Data extracted from a collection
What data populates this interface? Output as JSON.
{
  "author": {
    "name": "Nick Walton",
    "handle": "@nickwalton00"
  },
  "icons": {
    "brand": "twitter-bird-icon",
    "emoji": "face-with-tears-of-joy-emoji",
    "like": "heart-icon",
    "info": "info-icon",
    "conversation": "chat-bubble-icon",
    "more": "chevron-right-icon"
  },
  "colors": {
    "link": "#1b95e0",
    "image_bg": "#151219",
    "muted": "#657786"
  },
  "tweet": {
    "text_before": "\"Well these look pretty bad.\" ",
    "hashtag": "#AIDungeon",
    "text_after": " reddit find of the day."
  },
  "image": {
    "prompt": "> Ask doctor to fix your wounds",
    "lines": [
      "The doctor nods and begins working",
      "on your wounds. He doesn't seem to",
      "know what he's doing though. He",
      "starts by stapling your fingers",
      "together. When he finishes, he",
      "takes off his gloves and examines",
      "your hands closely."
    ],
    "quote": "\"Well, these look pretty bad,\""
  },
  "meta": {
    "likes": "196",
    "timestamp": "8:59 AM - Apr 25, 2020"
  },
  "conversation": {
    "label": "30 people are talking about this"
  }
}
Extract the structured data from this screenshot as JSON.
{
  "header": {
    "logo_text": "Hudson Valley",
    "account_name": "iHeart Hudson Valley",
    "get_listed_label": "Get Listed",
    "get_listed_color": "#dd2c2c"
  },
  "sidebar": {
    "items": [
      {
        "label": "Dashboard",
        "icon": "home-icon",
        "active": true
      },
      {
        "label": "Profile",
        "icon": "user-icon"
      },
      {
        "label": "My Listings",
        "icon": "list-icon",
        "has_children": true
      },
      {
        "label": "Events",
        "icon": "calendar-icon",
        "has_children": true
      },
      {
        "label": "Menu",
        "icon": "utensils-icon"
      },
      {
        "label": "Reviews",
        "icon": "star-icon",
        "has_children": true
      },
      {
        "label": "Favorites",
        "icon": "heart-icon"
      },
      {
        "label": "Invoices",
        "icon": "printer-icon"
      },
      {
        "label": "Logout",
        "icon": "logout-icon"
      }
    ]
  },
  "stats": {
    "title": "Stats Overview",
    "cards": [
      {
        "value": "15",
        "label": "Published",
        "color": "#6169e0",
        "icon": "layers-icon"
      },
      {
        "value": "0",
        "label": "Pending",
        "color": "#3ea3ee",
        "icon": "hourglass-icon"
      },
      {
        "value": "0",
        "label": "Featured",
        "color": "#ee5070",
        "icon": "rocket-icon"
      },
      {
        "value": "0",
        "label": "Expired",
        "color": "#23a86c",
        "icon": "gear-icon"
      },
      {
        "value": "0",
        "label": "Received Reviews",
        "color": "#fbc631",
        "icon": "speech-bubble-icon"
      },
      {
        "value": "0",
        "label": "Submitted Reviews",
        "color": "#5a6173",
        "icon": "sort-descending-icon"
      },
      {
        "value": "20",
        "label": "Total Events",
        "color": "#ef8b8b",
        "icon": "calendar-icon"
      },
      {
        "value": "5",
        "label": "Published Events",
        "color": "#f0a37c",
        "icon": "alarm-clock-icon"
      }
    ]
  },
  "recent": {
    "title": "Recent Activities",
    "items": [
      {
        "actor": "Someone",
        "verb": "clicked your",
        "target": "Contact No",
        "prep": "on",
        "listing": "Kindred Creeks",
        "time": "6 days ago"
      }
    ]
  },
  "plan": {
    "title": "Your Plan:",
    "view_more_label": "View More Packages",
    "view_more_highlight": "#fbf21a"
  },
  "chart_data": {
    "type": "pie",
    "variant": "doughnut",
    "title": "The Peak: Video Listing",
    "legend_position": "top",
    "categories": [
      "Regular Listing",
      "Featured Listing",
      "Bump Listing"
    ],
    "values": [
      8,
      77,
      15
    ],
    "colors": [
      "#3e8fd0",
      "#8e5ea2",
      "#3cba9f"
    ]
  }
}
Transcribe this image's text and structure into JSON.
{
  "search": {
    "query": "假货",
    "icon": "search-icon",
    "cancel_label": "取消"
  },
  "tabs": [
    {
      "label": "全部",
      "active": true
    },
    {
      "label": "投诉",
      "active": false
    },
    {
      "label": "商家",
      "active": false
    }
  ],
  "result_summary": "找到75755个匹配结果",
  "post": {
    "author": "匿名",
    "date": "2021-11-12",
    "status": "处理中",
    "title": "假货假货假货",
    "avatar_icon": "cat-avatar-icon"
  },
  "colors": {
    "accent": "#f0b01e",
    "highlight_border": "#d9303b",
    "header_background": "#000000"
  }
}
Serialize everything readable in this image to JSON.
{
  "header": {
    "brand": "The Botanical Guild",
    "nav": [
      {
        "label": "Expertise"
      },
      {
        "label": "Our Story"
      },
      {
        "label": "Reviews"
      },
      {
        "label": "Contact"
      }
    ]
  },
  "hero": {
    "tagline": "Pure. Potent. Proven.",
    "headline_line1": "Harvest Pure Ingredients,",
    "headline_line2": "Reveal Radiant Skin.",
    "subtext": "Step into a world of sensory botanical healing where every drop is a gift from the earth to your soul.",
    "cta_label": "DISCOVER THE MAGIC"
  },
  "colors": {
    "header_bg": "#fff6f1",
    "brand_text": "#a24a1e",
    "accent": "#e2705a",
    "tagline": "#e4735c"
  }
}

__What you are asked to do__
Determine the number of lines in these entries that contain the word "Events", and write only that number.

__Expected answer__
3